-- TASK OBJECTIVE --
In the listing below, locate the lines that hold the string "this". Copy those lines.

-- EXERCISE INPUTS --
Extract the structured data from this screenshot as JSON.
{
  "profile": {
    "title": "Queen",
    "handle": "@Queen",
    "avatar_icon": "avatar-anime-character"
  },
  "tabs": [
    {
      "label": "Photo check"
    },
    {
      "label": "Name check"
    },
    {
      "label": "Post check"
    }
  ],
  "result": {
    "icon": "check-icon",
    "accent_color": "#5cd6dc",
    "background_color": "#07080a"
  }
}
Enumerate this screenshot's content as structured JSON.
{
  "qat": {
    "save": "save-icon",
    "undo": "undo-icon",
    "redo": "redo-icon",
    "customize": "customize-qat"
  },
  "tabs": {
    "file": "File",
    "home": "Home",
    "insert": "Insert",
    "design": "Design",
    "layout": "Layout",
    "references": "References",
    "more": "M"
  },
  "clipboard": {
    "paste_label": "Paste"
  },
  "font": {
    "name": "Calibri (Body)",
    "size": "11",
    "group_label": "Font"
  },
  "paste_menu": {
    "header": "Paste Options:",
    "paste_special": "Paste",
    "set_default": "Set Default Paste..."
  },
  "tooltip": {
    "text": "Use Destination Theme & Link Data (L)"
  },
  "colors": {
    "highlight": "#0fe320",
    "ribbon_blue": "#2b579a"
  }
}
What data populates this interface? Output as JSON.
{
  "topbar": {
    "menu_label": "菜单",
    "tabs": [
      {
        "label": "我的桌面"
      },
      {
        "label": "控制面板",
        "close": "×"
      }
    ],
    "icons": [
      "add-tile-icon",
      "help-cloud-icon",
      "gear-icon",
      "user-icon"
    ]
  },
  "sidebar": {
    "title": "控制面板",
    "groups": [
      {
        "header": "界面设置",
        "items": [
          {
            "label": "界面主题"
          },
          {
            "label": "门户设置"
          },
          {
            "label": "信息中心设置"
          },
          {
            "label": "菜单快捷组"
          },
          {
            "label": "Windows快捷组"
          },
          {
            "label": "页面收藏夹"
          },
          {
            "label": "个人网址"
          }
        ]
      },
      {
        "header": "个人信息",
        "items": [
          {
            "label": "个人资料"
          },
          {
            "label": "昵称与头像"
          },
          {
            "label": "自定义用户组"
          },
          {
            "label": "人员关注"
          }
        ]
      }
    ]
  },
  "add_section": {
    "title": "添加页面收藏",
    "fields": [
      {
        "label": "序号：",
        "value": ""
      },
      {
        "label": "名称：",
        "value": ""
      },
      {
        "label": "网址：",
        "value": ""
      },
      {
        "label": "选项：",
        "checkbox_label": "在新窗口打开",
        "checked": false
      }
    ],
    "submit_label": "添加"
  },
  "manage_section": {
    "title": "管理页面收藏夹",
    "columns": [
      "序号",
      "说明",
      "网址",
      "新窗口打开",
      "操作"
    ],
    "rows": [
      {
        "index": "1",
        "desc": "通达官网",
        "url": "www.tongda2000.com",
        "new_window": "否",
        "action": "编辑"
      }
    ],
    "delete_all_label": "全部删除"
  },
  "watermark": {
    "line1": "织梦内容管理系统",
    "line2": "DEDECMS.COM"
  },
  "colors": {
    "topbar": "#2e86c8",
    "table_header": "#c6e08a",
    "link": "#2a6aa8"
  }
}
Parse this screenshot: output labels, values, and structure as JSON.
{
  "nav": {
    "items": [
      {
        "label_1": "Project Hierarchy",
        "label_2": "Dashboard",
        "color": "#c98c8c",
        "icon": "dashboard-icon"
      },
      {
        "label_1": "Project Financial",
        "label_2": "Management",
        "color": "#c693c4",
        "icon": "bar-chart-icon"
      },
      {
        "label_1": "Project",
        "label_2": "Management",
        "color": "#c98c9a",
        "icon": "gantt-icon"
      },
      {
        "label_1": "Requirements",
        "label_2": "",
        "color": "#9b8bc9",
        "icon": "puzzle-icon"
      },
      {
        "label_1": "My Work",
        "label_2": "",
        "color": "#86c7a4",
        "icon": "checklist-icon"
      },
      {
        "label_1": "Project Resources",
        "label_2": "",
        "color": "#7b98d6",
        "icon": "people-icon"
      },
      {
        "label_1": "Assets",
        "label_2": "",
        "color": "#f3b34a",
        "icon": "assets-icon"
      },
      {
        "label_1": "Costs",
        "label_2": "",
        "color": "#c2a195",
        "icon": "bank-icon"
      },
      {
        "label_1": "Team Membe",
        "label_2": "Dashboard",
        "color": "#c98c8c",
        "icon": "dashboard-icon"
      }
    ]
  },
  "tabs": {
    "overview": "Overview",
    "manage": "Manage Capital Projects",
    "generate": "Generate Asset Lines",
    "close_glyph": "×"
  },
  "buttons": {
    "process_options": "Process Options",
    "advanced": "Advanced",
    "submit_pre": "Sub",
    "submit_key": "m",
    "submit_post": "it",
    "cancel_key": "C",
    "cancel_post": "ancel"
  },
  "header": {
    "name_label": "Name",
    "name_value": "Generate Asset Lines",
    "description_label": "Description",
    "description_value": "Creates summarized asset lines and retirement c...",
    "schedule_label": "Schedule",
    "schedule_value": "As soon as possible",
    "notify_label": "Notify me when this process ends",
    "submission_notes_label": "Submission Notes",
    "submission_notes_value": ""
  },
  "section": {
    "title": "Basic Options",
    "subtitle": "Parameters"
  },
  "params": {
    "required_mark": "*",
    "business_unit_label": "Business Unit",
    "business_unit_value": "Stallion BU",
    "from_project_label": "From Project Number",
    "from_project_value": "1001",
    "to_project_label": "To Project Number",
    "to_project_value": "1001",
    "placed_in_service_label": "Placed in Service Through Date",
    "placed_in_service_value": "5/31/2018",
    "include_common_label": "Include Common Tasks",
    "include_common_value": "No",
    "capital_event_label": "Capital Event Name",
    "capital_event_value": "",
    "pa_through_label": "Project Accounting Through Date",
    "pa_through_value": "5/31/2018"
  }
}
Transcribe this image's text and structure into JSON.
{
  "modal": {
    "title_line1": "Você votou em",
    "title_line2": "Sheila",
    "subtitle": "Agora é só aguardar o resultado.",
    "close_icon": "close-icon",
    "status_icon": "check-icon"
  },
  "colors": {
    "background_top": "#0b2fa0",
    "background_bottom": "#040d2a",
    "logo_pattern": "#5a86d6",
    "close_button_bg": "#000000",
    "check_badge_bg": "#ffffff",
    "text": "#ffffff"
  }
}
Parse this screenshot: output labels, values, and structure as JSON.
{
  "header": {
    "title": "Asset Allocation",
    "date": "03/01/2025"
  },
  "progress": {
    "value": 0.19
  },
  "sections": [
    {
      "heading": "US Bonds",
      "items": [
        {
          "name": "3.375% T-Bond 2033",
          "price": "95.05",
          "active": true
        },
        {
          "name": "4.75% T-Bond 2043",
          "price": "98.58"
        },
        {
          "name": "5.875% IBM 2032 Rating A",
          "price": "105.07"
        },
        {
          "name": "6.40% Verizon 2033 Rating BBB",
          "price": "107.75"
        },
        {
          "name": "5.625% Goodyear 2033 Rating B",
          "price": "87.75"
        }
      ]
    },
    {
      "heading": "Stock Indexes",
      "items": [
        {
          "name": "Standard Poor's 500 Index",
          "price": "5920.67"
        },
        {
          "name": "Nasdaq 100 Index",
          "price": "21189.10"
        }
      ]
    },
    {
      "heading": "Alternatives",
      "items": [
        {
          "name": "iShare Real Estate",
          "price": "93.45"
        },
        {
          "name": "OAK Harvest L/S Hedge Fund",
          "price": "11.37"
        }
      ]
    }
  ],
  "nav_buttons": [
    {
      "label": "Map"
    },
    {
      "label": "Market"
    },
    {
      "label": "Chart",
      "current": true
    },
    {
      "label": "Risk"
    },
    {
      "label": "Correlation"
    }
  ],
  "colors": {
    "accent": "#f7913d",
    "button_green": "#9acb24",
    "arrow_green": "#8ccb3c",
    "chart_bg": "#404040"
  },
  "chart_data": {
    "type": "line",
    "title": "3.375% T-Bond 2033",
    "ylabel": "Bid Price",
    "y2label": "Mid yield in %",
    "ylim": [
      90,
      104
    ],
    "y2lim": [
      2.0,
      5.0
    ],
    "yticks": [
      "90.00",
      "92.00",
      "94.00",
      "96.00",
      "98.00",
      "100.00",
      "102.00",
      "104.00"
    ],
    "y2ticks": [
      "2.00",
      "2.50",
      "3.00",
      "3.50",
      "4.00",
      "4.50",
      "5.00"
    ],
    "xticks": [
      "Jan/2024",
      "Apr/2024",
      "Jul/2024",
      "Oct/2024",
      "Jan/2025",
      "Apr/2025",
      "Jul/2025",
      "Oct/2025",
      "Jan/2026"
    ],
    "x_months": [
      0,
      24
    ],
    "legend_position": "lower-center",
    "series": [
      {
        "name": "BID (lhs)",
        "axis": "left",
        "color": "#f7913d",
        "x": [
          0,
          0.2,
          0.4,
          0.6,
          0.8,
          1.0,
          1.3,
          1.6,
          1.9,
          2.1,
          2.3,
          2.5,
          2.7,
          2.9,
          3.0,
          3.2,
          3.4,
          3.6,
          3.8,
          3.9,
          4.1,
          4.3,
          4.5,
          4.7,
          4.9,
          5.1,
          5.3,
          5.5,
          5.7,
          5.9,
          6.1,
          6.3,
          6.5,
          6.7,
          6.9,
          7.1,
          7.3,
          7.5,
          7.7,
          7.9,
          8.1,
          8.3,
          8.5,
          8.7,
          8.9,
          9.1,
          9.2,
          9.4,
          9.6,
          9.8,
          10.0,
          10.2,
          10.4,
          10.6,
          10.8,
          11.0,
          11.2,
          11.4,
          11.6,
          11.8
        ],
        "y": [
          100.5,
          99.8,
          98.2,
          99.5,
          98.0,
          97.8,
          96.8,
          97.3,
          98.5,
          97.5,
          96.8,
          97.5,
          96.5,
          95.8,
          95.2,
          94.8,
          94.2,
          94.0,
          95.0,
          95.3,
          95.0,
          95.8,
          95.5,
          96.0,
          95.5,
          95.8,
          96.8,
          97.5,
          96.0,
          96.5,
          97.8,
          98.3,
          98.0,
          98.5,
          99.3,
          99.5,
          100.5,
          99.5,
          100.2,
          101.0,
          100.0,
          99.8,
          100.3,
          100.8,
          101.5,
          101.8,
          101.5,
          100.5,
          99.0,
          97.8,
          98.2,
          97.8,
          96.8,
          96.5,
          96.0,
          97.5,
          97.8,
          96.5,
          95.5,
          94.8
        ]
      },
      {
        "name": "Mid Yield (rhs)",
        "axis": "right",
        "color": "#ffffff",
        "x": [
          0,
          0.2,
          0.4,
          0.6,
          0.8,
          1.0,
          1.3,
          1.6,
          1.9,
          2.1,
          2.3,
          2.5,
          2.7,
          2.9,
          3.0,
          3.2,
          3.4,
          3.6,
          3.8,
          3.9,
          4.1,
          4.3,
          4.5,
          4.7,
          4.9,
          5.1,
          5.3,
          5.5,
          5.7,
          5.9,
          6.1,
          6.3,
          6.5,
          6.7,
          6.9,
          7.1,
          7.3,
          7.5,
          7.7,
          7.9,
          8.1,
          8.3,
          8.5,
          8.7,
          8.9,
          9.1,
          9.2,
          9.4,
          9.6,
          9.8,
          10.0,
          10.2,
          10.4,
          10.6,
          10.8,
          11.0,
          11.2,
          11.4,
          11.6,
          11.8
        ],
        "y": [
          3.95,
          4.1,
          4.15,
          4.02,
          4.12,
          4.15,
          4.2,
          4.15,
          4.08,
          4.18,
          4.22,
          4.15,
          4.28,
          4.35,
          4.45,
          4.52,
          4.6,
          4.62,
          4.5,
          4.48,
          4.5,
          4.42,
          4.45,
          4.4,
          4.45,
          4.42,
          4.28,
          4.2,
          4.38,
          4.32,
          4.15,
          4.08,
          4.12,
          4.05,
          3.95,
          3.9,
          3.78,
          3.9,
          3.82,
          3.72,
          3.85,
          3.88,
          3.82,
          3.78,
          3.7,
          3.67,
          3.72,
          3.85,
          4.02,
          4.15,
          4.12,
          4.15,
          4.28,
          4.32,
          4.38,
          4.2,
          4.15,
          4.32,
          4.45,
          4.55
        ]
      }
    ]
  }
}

-- EXERCISE RESPONSE --
Extract the structured data from this screenshot as JSON.
Enumerate this screenshot's content as structured JSON.
What data populates this interface? Output as JSON.
Parse this screenshot: output labels, values, and structure as JSON.
    "notify_label": "Notify me when this process ends",
Transcribe this image's text and structure into JSON.
Parse this screenshot: output labels, values, and structure as JSON.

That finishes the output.